----- RAW DATA -----

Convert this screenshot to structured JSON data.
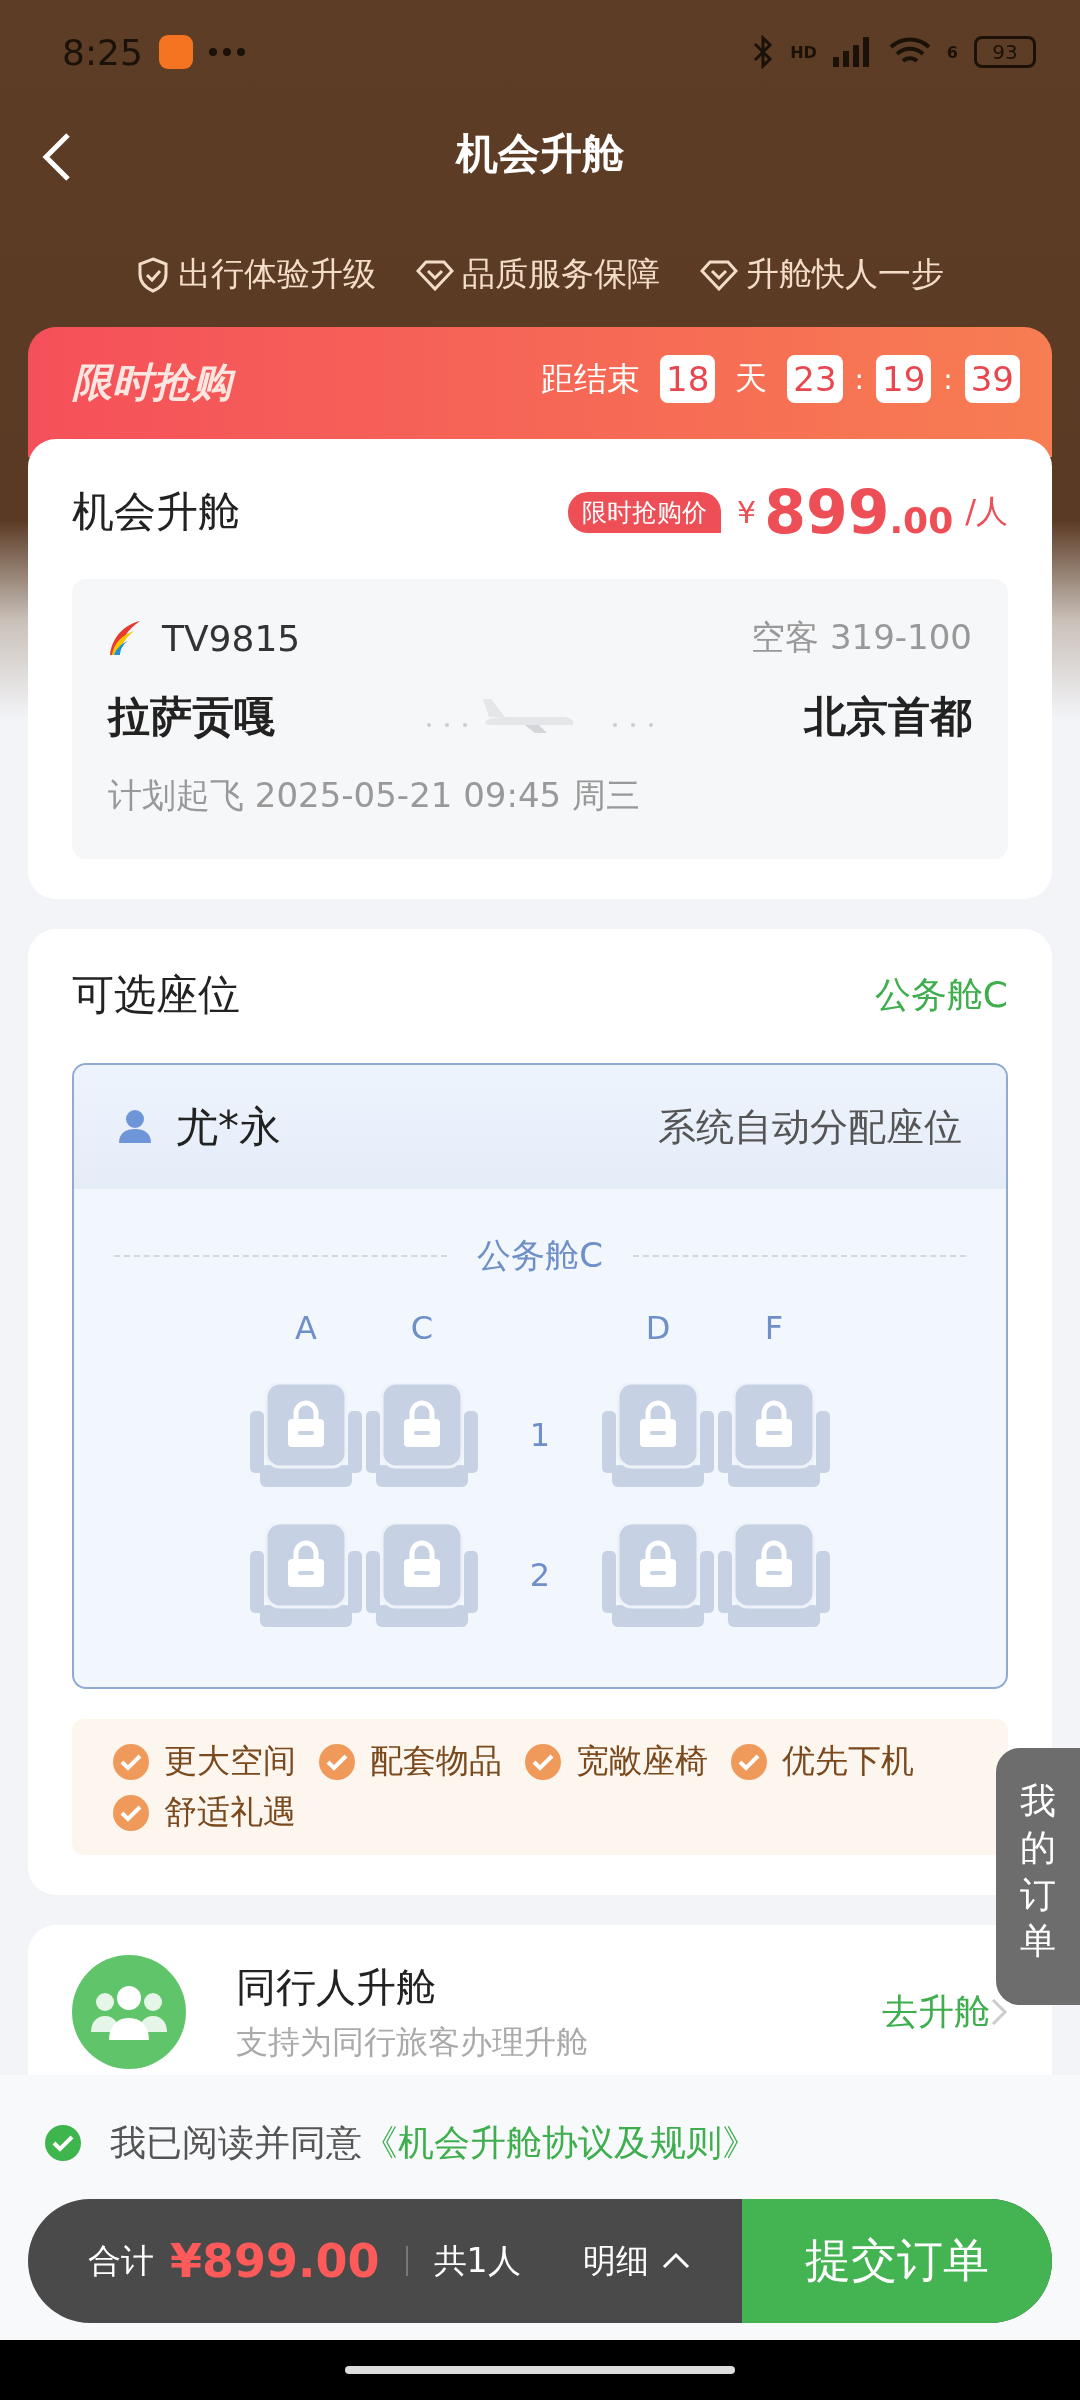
{
  "status_bar": {
    "time": "8:25",
    "network": "HD",
    "wifi": "6",
    "battery": "93"
  },
  "header": {
    "title": "机会升舱"
  },
  "features": [
    {
      "kind": "shield",
      "label": "出行体验升级"
    },
    {
      "kind": "diamond",
      "label": "品质服务保障"
    },
    {
      "kind": "diamond",
      "label": "升舱快人一步"
    }
  ],
  "promo": {
    "title": "限时抢购",
    "countdown_label": "距结束",
    "countdown": [
      {
        "kind": "box",
        "text": "18"
      },
      {
        "kind": "text",
        "text": "天"
      },
      {
        "kind": "box",
        "text": "23"
      },
      {
        "kind": "sep",
        "text": ":"
      },
      {
        "kind": "box",
        "text": "19"
      },
      {
        "kind": "sep",
        "text": ":"
      },
      {
        "kind": "box",
        "text": "39"
      }
    ]
  },
  "upgrade": {
    "title": "机会升舱",
    "price_tag": "限时抢购价",
    "currency": "¥",
    "price_int": "899",
    "price_dec": ".00",
    "per": "/人"
  },
  "flight": {
    "number": "TV9815",
    "aircraft": "空客 319-100",
    "from": "拉萨贡嘎",
    "to": "北京首都",
    "departure": "计划起飞 2025-05-21 09:45 周三"
  },
  "seats": {
    "title": "可选座位",
    "cabin": "公务舱C",
    "passenger": "尤*永",
    "assign_note": "系统自动分配座位",
    "cabin_label": "公务舱C",
    "columns": [
      "A",
      "C",
      "D",
      "F"
    ],
    "rows": [
      {
        "number": "1",
        "seats": [
          {
            "locked": true
          },
          {
            "locked": true
          },
          {
            "locked": true
          },
          {
            "locked": true
          }
        ]
      },
      {
        "number": "2",
        "seats": [
          {
            "locked": true
          },
          {
            "locked": true
          },
          {
            "locked": true
          },
          {
            "locked": true
          }
        ]
      }
    ]
  },
  "benefits": [
    "更大空间",
    "配套物品",
    "宽敞座椅",
    "优先下机",
    "舒适礼遇"
  ],
  "companion": {
    "title": "同行人升舱",
    "subtitle": "支持为同行旅客办理升舱",
    "action": "去升舱"
  },
  "side_tab": {
    "label": "我的订单"
  },
  "agreement": {
    "checked": true,
    "text": "我已阅读并同意",
    "link": "《机会升舱协议及规则》"
  },
  "footer": {
    "total_label": "合计",
    "total": "¥899.00",
    "count": "共1人",
    "detail": "明细",
    "submit": "提交订单"
  }
}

-----

● WHAT TO PRODUCE: In your copy, repeat each record exactly and include no pictures.

● COMPLETE ANSWER:
Convert this screenshot to structured JSON data.
{
  "status_bar": {
    "time": "8:25",
    "network": "HD",
    "wifi": "6",
    "battery": "93"
  },
  "header": {
    "title": "机会升舱"
  },
  "features": [
    {
      "kind": "shield",
      "label": "出行体验升级"
    },
    {
      "kind": "diamond",
      "label": "品质服务保障"
    },
    {
      "kind": "diamond",
      "label": "升舱快人一步"
    }
  ],
  "promo": {
    "title": "限时抢购",
    "countdown_label": "距结束",
    "countdown": [
      {
        "kind": "box",
        "text": "18"
      },
      {
        "kind": "text",
        "text": "天"
      },
      {
        "kind": "box",
        "text": "23"
      },
      {
        "kind": "sep",
        "text": ":"
      },
      {
        "kind": "box",
        "text": "19"
      },
      {
        "kind": "sep",
        "text": ":"
      },
      {
        "kind": "box",
        "text": "39"
      }
    ]
  },
  "upgrade": {
    "title": "机会升舱",
    "price_tag": "限时抢购价",
    "currency": "¥",
    "price_int": "899",
    "price_dec": ".00",
    "per": "/人"
  },
  "flight": {
    "number": "TV9815",
    "aircraft": "空客 319-100",
    "from": "拉萨贡嘎",
    "to": "北京首都",
    "departure": "计划起飞 2025-05-21 09:45 周三"
  },
  "seats": {
    "title": "可选座位",
    "cabin": "公务舱C",
    "passenger": "尤*永",
    "assign_note": "系统自动分配座位",
    "cabin_label": "公务舱C",
    "columns": [
      "A",
      "C",
      "D",
      "F"
    ],
    "rows": [
      {
        "number": "1",
        "seats": [
          {
            "locked": true
          },
          {
            "locked": true
          },
          {
            "locked": true
          },
          {
            "locked": true
          }
        ]
      },
      {
        "number": "2",
        "seats": [
          {
            "locked": true
          },
          {
            "locked": true
          },
          {
            "locked": true
          },
          {
            "locked": true
          }
        ]
      }
    ]
  },
  "benefits": [
    "更大空间",
    "配套物品",
    "宽敞座椅",
    "优先下机",
    "舒适礼遇"
  ],
  "companion": {
    "title": "同行人升舱",
    "subtitle": "支持为同行旅客办理升舱",
    "action": "去升舱"
  },
  "side_tab": {
    "label": "我的订单"
  },
  "agreement": {
    "checked": true,
    "text": "我已阅读并同意",
    "link": "《机会升舱协议及规则》"
  },
  "footer": {
    "total_label": "合计",
    "total": "¥899.00",
    "count": "共1人",
    "detail": "明细",
    "submit": "提交订单"
  }
}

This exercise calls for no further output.